▶ **PROMPT**:
Each record needs to be echoed exactly; can you do that?

▶ **RECORDED INFORMATION**:
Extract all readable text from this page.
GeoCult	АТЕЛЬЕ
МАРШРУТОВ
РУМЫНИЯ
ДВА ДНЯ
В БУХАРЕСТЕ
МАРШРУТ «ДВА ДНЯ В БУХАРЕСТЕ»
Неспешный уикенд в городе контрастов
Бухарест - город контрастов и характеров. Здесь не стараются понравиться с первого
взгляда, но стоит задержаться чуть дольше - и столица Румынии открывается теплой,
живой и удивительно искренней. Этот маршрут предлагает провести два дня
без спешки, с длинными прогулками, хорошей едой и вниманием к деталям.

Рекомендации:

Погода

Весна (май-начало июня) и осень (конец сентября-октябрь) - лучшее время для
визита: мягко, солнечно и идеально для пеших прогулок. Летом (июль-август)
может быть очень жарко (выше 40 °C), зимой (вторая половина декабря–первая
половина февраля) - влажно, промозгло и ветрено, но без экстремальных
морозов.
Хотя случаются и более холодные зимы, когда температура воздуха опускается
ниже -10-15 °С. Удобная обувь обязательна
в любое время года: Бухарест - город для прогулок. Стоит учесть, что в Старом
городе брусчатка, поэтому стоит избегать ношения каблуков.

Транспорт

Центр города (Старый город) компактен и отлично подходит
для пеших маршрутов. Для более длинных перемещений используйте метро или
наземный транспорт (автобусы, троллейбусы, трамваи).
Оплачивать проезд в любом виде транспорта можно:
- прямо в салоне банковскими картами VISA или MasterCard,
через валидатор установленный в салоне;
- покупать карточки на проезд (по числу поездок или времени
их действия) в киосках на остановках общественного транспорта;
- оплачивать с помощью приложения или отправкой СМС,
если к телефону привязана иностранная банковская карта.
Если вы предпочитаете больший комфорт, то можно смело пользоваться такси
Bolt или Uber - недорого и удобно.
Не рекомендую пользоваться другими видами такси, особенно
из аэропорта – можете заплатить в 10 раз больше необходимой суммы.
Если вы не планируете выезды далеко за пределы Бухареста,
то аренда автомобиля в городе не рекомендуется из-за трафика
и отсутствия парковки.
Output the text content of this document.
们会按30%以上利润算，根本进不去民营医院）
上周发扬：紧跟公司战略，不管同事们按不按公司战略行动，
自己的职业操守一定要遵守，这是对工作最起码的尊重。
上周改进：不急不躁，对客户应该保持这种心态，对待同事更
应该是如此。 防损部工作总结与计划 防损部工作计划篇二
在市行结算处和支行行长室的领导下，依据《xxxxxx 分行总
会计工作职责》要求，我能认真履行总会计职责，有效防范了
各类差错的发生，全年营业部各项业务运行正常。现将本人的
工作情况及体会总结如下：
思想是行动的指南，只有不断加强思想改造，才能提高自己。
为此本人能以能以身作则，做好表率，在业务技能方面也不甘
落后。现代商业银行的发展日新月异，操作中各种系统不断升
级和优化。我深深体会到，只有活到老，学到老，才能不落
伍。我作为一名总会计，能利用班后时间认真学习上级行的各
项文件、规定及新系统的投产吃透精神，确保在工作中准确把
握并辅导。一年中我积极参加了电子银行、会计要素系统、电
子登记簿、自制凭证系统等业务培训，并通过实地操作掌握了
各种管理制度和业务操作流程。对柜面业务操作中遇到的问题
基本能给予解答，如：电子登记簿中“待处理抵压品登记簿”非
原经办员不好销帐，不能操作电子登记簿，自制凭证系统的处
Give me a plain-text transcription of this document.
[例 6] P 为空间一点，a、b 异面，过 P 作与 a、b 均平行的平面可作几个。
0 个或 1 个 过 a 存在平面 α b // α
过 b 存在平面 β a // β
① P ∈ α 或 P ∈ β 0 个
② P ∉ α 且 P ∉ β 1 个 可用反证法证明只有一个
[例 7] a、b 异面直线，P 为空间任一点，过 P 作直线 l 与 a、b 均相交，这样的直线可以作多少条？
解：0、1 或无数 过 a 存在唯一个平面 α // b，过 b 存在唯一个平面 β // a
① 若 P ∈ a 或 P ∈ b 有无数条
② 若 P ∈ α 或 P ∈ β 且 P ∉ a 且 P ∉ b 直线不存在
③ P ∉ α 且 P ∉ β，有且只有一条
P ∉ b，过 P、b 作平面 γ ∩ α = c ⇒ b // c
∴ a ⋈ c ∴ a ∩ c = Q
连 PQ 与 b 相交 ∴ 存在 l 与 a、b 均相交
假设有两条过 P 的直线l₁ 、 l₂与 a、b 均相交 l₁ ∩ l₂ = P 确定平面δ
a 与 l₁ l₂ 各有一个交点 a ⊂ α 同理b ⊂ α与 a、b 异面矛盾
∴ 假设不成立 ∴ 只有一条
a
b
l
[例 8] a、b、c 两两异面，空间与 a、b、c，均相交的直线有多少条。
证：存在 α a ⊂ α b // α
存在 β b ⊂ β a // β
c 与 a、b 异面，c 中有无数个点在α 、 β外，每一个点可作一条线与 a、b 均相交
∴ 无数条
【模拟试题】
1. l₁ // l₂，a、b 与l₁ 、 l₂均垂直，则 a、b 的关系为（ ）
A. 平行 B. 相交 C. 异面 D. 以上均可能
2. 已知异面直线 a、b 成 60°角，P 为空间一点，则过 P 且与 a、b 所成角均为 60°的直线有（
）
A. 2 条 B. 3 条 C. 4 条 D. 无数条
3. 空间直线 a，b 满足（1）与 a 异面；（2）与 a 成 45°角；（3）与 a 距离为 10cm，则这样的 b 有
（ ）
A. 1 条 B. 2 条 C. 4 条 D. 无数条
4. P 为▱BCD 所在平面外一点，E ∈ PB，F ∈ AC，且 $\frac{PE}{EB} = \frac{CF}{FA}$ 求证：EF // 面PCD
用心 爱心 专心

▶ **TASK ANSWER**:
Extract all readable text from this page.
GeoCult	АТЕЛЬЕ
МАРШРУТОВ
РУМЫНИЯ
ДВА ДНЯ
В БУХАРЕСТЕ
МАРШРУТ «ДВА ДНЯ В БУХАРЕСТЕ»
Неспешный уикенд в городе контрастов
Бухарест - город контрастов и характеров. Здесь не стараются понравиться с первого
взгляда, но стоит задержаться чуть дольше - и столица Румынии открывается теплой,
живой и удивительно искренней. Этот маршрут предлагает провести два дня
без спешки, с длинными прогулками, хорошей едой и вниманием к деталям.

Рекомендации:

Погода

Весна (май-начало июня) и осень (конец сентября-октябрь) - лучшее время для
визита: мягко, солнечно и идеально для пеших прогулок. Летом (июль-август)
может быть очень жарко (выше 40 °C), зимой (вторая половина декабря–первая
половина февраля) - влажно, промозгло и ветрено, но без экстремальных
морозов.
Хотя случаются и более холодные зимы, когда температура воздуха опускается
ниже -10-15 °С. Удобная обувь обязательна
в любое время года: Бухарест - город для прогулок. Стоит учесть, что в Старом
городе брусчатка, поэтому стоит избегать ношения каблуков.

Транспорт

Центр города (Старый город) компактен и отлично подходит
для пеших маршрутов. Для более длинных перемещений используйте метро или
наземный транспорт (автобусы, троллейбусы, трамваи).
Оплачивать проезд в любом виде транспорта можно:
- прямо в салоне банковскими картами VISA или MasterCard,
через валидатор установленный в салоне;
- покупать карточки на проезд (по числу поездок или времени
их действия) в киосках на остановках общественного транспорта;
- оплачивать с помощью приложения или отправкой СМС,
если к телефону привязана иностранная банковская карта.
Если вы предпочитаете больший комфорт, то можно смело пользоваться такси
Bolt или Uber - недорого и удобно.
Не рекомендую пользоваться другими видами такси, особенно
из аэропорта – можете заплатить в 10 раз больше необходимой суммы.
Если вы не планируете выезды далеко за пределы Бухареста,
то аренда автомобиля в городе не рекомендуется из-за трафика
и отсутствия парковки.
Output the text content of this document.
们会按30%以上利润算，根本进不去民营医院）
上周发扬：紧跟公司战略，不管同事们按不按公司战略行动，
自己的职业操守一定要遵守，这是对工作最起码的尊重。
上周改进：不急不躁，对客户应该保持这种心态，对待同事更
应该是如此。 防损部工作总结与计划 防损部工作计划篇二
在市行结算处和支行行长室的领导下，依据《xxxxxx 分行总
会计工作职责》要求，我能认真履行总会计职责，有效防范了
各类差错的发生，全年营业部各项业务运行正常。现将本人的
工作情况及体会总结如下：
思想是行动的指南，只有不断加强思想改造，才能提高自己。
为此本人能以能以身作则，做好表率，在业务技能方面也不甘
落后。现代商业银行的发展日新月异，操作中各种系统不断升
级和优化。我深深体会到，只有活到老，学到老，才能不落
伍。我作为一名总会计，能利用班后时间认真学习上级行的各
项文件、规定及新系统的投产吃透精神，确保在工作中准确把
握并辅导。一年中我积极参加了电子银行、会计要素系统、电
子登记簿、自制凭证系统等业务培训，并通过实地操作掌握了
各种管理制度和业务操作流程。对柜面业务操作中遇到的问题
基本能给予解答，如：电子登记簿中“待处理抵压品登记簿”非
原经办员不好销帐，不能操作电子登记簿，自制凭证系统的处
Give me a plain-text transcription of this document.
[例 6] P 为空间一点，a、b 异面，过 P 作与 a、b 均平行的平面可作几个。
0 个或 1 个 过 a 存在平面 α b // α
过 b 存在平面 β a // β
① P ∈ α 或 P ∈ β 0 个
② P ∉ α 且 P ∉ β 1 个 可用反证法证明只有一个
[例 7] a、b 异面直线，P 为空间任一点，过 P 作直线 l 与 a、b 均相交，这样的直线可以作多少条？
解：0、1 或无数 过 a 存在唯一个平面 α // b，过 b 存在唯一个平面 β // a
① 若 P ∈ a 或 P ∈ b 有无数条
② 若 P ∈ α 或 P ∈ β 且 P ∉ a 且 P ∉ b 直线不存在
③ P ∉ α 且 P ∉ β，有且只有一条
P ∉ b，过 P、b 作平面 γ ∩ α = c ⇒ b // c
∴ a ⋈ c ∴ a ∩ c = Q
连 PQ 与 b 相交 ∴ 存在 l 与 a、b 均相交
假设有两条过 P 的直线l₁ 、 l₂与 a、b 均相交 l₁ ∩ l₂ = P 确定平面δ
a 与 l₁ l₂ 各有一个交点 a ⊂ α 同理b ⊂ α与 a、b 异面矛盾
∴ 假设不成立 ∴ 只有一条
a
b
l
[例 8] a、b、c 两两异面，空间与 a、b、c，均相交的直线有多少条。
证：存在 α a ⊂ α b // α
存在 β b ⊂ β a // β
c 与 a、b 异面，c 中有无数个点在α 、 β外，每一个点可作一条线与 a、b 均相交
∴ 无数条
【模拟试题】
1. l₁ // l₂，a、b 与l₁ 、 l₂均垂直，则 a、b 的关系为（ ）
A. 平行 B. 相交 C. 异面 D. 以上均可能
2. 已知异面直线 a、b 成 60°角，P 为空间一点，则过 P 且与 a、b 所成角均为 60°的直线有（
）
A. 2 条 B. 3 条 C. 4 条 D. 无数条
3. 空间直线 a，b 满足（1）与 a 异面；（2）与 a 成 45°角；（3）与 a 距离为 10cm，则这样的 b 有
（ ）
A. 1 条 B. 2 条 C. 4 条 D. 无数条
4. P 为▱BCD 所在平面外一点，E ∈ PB，F ∈ AC，且 $\frac{PE}{EB} = \frac{CF}{FA}$ 求证：EF // 面PCD
用心 爱心 专心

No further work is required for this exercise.